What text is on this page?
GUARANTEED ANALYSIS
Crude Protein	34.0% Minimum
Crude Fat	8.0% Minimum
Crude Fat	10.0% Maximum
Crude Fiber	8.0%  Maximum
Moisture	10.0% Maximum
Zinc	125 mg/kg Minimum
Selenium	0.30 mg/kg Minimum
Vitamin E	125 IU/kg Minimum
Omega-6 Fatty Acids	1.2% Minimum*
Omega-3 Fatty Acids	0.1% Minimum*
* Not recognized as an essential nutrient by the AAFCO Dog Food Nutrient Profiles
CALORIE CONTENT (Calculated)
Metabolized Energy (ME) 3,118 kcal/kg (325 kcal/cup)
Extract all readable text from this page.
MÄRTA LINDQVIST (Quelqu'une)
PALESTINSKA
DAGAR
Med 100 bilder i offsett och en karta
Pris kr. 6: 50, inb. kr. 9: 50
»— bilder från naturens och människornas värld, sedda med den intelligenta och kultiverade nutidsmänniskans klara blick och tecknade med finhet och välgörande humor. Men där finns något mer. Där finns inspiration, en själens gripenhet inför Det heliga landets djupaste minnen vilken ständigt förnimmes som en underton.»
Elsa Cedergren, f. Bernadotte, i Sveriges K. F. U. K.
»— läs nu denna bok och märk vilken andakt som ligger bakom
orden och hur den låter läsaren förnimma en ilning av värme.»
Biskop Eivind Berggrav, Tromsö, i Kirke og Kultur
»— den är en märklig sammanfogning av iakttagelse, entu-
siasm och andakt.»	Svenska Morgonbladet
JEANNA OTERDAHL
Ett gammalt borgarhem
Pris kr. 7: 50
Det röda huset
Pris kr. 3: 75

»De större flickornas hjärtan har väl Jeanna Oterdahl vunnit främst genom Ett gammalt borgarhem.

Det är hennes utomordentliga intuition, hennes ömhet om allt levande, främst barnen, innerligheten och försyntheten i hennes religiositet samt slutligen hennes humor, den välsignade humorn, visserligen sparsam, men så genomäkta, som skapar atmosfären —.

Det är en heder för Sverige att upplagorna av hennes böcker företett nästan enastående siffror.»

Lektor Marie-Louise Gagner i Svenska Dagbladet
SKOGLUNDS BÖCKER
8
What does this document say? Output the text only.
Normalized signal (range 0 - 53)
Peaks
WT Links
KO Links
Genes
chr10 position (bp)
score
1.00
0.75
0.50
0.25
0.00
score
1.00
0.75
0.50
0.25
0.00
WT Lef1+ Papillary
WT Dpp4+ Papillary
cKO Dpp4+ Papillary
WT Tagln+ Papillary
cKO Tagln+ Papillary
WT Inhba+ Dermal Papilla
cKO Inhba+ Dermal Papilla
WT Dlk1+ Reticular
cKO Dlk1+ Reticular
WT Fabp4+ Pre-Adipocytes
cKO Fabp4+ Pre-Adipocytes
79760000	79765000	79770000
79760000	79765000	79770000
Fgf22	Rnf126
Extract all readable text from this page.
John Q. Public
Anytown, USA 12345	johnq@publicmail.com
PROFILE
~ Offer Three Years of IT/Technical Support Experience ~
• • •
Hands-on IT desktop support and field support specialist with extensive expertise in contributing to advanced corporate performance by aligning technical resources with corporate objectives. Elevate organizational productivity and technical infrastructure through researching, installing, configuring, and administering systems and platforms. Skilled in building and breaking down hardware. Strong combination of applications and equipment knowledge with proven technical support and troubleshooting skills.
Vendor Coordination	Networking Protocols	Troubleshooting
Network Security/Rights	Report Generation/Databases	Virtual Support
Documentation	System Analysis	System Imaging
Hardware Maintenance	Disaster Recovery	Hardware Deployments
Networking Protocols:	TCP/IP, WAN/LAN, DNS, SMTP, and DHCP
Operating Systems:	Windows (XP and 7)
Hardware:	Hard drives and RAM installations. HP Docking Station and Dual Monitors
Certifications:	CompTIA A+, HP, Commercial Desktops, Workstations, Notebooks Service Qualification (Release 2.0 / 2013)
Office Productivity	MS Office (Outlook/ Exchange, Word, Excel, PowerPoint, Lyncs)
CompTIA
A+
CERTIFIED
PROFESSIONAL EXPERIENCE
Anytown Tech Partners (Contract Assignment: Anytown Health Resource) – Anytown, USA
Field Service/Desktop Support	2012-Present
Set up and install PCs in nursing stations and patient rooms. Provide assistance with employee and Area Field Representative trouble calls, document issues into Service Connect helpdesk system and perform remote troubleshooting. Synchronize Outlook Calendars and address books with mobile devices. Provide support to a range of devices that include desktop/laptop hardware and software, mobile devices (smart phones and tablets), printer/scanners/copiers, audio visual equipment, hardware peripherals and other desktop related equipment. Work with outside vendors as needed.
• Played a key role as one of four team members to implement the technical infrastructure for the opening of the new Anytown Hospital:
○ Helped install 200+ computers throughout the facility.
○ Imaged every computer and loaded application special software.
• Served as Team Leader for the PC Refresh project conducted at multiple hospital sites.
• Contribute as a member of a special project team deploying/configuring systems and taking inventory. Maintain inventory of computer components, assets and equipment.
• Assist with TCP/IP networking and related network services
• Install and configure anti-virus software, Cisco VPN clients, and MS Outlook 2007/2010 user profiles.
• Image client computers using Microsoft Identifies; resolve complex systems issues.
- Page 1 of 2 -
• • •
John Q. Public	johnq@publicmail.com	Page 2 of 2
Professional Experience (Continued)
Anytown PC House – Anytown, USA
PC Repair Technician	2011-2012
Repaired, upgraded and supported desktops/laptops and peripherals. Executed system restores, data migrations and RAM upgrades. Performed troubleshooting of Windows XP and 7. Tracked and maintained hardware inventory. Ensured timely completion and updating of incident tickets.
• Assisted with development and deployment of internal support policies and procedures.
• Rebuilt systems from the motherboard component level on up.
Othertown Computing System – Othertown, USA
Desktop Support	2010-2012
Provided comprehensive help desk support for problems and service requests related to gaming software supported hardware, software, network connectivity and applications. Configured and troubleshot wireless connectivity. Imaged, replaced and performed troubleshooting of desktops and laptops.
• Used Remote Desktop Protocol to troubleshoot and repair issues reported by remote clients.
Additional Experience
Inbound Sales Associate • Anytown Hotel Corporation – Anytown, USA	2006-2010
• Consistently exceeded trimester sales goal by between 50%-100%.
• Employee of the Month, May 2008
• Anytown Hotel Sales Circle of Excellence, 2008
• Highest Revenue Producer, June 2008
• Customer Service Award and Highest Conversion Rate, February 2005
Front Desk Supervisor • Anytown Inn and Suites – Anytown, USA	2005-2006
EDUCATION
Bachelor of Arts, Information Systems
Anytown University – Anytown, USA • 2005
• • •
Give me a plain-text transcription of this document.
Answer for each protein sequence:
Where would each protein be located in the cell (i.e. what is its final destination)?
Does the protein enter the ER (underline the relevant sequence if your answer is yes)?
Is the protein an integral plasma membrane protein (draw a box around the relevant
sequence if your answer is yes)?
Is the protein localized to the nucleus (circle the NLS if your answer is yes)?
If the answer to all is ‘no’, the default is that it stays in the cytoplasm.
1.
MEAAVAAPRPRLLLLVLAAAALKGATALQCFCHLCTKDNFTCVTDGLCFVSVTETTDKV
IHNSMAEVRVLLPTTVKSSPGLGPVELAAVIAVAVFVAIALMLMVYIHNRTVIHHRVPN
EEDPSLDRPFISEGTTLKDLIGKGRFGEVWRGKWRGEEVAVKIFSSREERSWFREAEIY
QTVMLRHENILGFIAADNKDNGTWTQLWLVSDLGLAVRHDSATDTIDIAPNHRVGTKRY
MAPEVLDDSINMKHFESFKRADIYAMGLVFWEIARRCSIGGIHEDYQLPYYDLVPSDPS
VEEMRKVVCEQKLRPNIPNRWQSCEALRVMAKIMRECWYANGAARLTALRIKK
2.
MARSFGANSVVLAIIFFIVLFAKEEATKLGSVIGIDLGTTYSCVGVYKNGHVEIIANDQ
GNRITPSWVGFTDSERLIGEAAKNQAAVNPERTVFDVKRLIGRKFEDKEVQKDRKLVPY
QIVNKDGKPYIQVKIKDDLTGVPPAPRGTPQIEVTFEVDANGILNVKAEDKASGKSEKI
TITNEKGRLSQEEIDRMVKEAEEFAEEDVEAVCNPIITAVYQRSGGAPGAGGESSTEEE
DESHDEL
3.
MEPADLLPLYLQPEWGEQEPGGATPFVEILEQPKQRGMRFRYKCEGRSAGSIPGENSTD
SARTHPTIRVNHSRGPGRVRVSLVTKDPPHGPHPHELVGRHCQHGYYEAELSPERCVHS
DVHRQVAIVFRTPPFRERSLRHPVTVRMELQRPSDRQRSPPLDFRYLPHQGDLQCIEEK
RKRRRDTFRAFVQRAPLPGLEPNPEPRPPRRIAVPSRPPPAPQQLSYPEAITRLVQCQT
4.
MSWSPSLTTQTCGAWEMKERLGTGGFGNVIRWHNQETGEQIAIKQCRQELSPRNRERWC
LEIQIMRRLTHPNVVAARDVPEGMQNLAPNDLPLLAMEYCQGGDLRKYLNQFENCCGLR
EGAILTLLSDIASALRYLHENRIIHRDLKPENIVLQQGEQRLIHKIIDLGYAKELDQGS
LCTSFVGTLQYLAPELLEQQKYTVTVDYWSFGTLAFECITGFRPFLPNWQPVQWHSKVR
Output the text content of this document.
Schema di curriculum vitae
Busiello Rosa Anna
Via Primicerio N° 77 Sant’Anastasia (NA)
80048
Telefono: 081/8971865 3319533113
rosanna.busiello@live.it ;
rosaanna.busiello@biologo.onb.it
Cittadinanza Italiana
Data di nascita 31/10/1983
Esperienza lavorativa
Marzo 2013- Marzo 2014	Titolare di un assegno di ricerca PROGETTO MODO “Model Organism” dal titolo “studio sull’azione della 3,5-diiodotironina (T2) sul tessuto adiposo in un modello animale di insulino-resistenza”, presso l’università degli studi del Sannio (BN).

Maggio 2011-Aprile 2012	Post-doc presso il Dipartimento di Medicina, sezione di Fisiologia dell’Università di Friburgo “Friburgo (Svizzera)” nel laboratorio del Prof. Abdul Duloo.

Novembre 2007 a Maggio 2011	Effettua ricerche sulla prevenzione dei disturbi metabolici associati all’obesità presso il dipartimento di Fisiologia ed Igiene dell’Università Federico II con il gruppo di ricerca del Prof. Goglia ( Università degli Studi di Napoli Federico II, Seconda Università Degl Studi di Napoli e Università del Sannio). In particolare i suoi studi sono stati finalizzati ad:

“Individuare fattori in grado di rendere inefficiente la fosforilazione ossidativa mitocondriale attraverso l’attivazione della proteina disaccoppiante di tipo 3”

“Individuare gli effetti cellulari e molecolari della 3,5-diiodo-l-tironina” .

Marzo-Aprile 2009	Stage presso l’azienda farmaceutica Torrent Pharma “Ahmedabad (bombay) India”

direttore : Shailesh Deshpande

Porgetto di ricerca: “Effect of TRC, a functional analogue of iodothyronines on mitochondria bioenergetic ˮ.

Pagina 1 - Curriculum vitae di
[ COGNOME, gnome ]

····················

The lines from the one containing "Output the text content of this document." to the final line of the listing above must be set down exactly, both included.

## ANSWER TO THE PROBLEM
Output the text content of this document.
Schema di curriculum vitae
Busiello Rosa Anna
Via Primicerio N° 77 Sant’Anastasia (NA)
80048
Telefono: 081/8971865 3319533113
rosanna.busiello@live.it ;
rosaanna.busiello@biologo.onb.it
Cittadinanza Italiana
Data di nascita 31/10/1983
Esperienza lavorativa
Marzo 2013- Marzo 2014	Titolare di un assegno di ricerca PROGETTO MODO “Model Organism” dal titolo “studio sull’azione della 3,5-diiodotironina (T2) sul tessuto adiposo in un modello animale di insulino-resistenza”, presso l’università degli studi del Sannio (BN).

Maggio 2011-Aprile 2012	Post-doc presso il Dipartimento di Medicina, sezione di Fisiologia dell’Università di Friburgo “Friburgo (Svizzera)” nel laboratorio del Prof. Abdul Duloo.

Novembre 2007 a Maggio 2011	Effettua ricerche sulla prevenzione dei disturbi metabolici associati all’obesità presso il dipartimento di Fisiologia ed Igiene dell’Università Federico II con il gruppo di ricerca del Prof. Goglia ( Università degli Studi di Napoli Federico II, Seconda Università Degl Studi di Napoli e Università del Sannio). In particolare i suoi studi sono stati finalizzati ad:

“Individuare fattori in grado di rendere inefficiente la fosforilazione ossidativa mitocondriale attraverso l’attivazione della proteina disaccoppiante di tipo 3”

“Individuare gli effetti cellulari e molecolari della 3,5-diiodo-l-tironina” .

Marzo-Aprile 2009	Stage presso l’azienda farmaceutica Torrent Pharma “Ahmedabad (bombay) India”

direttore : Shailesh Deshpande

Porgetto di ricerca: “Effect of TRC, a functional analogue of iodothyronines on mitochondria bioenergetic ˮ.

Pagina 1 - Curriculum vitae di
[ COGNOME, gnome ]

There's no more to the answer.